## Exercise:
Locate the string "optional" in the records below. Copy every line where it occurs.
>>>>>
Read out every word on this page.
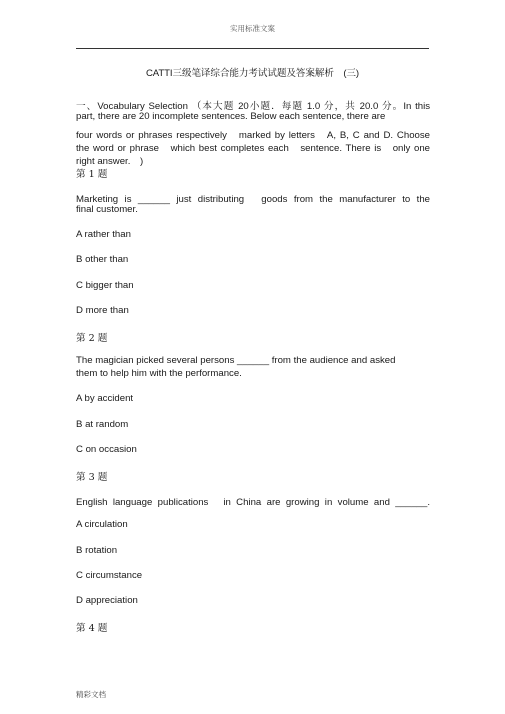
实用标准文案
CATTI三级笔译综合能力考试试题及答案解析　(三)
一、Vocabulary Selection （本大题 20小题．每题 1.0 分，共 20.0 分。In this
part, there are 20 incomplete sentences. Below each sentence, there are
four words or phrases respectively　marked by letters　A, B, C and D. Choose
the word or phrase　which best completes each　sentence. There is　only one
right answer.　)
第 1 题
Marketing is ______ just distributing　goods from the manufacturer to the
final customer.
A rather than
B other than
C bigger than
D more than
第 2 题
The magician picked several persons ______ from the audience and asked
them to help him with the performance.
A by accident
B at random
C on occasion
第 3 题
English language publications　in China are growing in volume and ______.
A circulation
B rotation
C circumstance
D appreciation
第 4 题
精彩文档
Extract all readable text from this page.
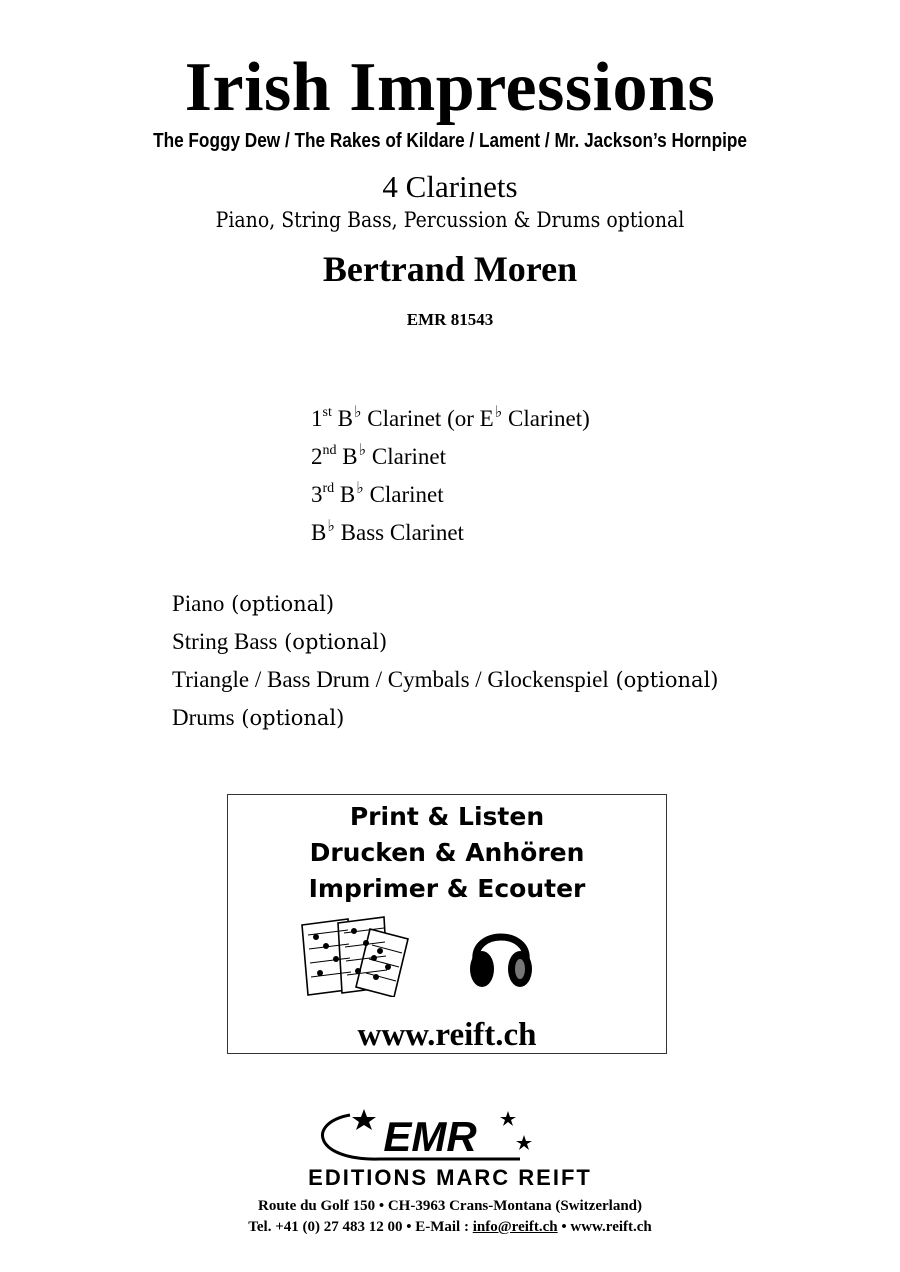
Irish Impressions
The Foggy Dew / The Rakes of Kildare / Lament / Mr. Jackson’s Hornpipe
4 Clarinets
Piano, String Bass, Percussion & Drums optional
Bertrand Moren
EMR 81543
1st B♭ Clarinet (or E♭ Clarinet)
2nd B♭ Clarinet
3rd B♭ Clarinet
B♭ Bass Clarinet
Piano (optional)
String Bass (optional)
Triangle / Bass Drum / Cymbals / Glockenspiel (optional)
Drums (optional)
Print & Listen
Drucken & Anhören
Imprimer & Ecouter
www.reift.ch
EMR
EDITIONS MARC REIFT
Route du Golf 150 • CH-3963 Crans-Montana (Switzerland)
Tel. +41 (0) 27 483 12 00 • E-Mail : info@reift.ch • www.reift.ch
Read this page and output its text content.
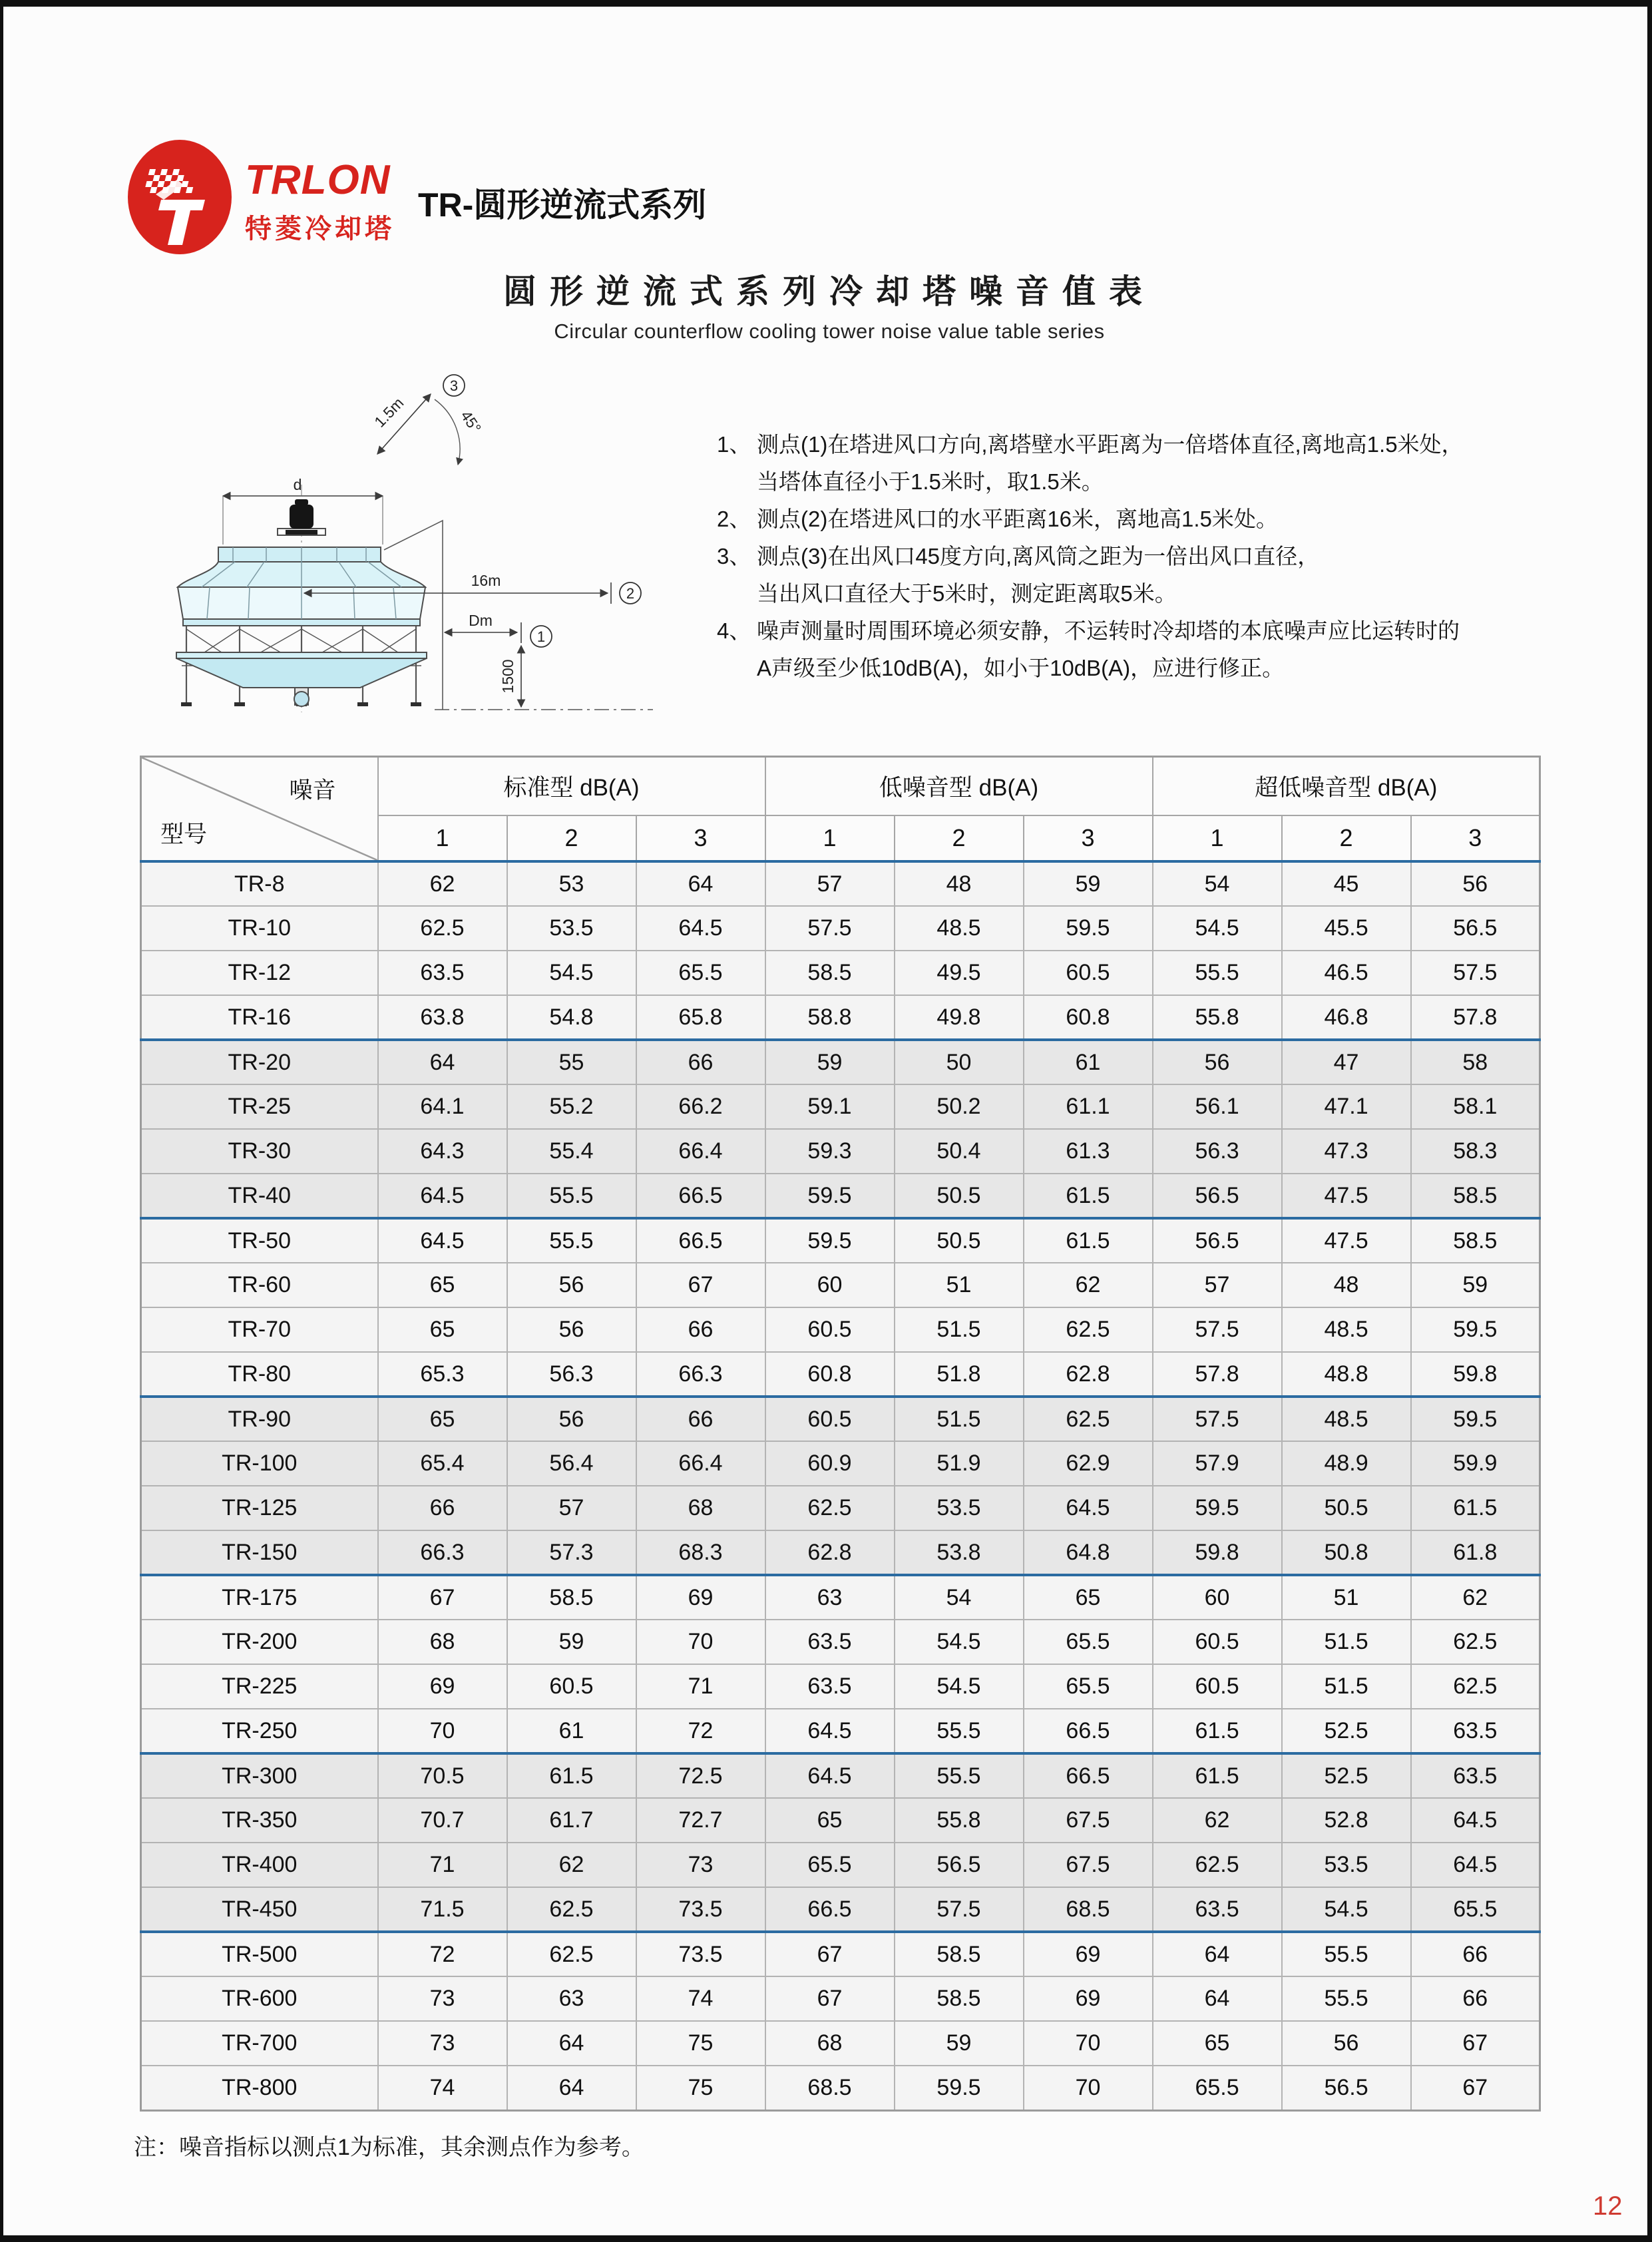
TRLON
特菱冷却塔
TR-圆形逆流式系列
圆形逆流式系列冷却塔噪音值表
Circular counterflow cooling tower noise value table series
d
1.5m	45°
3
16m
2
Dm
1
1500
1、 测点(1)在塔进风口方向,离塔壁水平距离为一倍塔体直径,离地高1.5米处，
当塔体直径小于1.5米时，取1.5米。
2、 测点(2)在塔进风口的水平距离16米，离地高1.5米处。
3、 测点(3)在出风口45度方向,离风筒之距为一倍出风口直径，
当出风口直径大于5米时，测定距离取5米。
4、 噪声测量时周围环境必须安静，不运转时冷却塔的本底噪声应比运转时的
A声级至少低10dB(A)，如小于10dB(A)，应进行修正。
噪音
型号	标准型 dB(A)			低噪音型 dB(A)			超低噪音型 dB(A)		
	1	2	3	1	2	3	1	2	3
TR-8	62	53	64	57	48	59	54	45	56
TR-10	62.5	53.5	64.5	57.5	48.5	59.5	54.5	45.5	56.5
TR-12	63.5	54.5	65.5	58.5	49.5	60.5	55.5	46.5	57.5
TR-16	63.8	54.8	65.8	58.8	49.8	60.8	55.8	46.8	57.8
TR-20	64	55	66	59	50	61	56	47	58
TR-25	64.1	55.2	66.2	59.1	50.2	61.1	56.1	47.1	58.1
TR-30	64.3	55.4	66.4	59.3	50.4	61.3	56.3	47.3	58.3
TR-40	64.5	55.5	66.5	59.5	50.5	61.5	56.5	47.5	58.5
TR-50	64.5	55.5	66.5	59.5	50.5	61.5	56.5	47.5	58.5
TR-60	65	56	67	60	51	62	57	48	59
TR-70	65	56	66	60.5	51.5	62.5	57.5	48.5	59.5
TR-80	65.3	56.3	66.3	60.8	51.8	62.8	57.8	48.8	59.8
TR-90	65	56	66	60.5	51.5	62.5	57.5	48.5	59.5
TR-100	65.4	56.4	66.4	60.9	51.9	62.9	57.9	48.9	59.9
TR-125	66	57	68	62.5	53.5	64.5	59.5	50.5	61.5
TR-150	66.3	57.3	68.3	62.8	53.8	64.8	59.8	50.8	61.8
TR-175	67	58.5	69	63	54	65	60	51	62
TR-200	68	59	70	63.5	54.5	65.5	60.5	51.5	62.5
TR-225	69	60.5	71	63.5	54.5	65.5	60.5	51.5	62.5
TR-250	70	61	72	64.5	55.5	66.5	61.5	52.5	63.5
TR-300	70.5	61.5	72.5	64.5	55.5	66.5	61.5	52.5	63.5
TR-350	70.7	61.7	72.7	65	55.8	67.5	62	52.8	64.5
TR-400	71	62	73	65.5	56.5	67.5	62.5	53.5	64.5
TR-450	71.5	62.5	73.5	66.5	57.5	68.5	63.5	54.5	65.5
TR-500	72	62.5	73.5	67	58.5	69	64	55.5	66
TR-600	73	63	74	67	58.5	69	64	55.5	66
TR-700	73	64	75	68	59	70	65	56	67
TR-800	74	64	75	68.5	59.5	70	65.5	56.5	67

注：噪音指标以测点1为标准，其余测点作为参考。

12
<<<<<
## Complete response:
Piano, String Bass, Percussion & Drums optional
Piano (optional)
String Bass (optional)
Triangle / Bass Drum / Cymbals / Glockenspiel (optional)
Drums (optional)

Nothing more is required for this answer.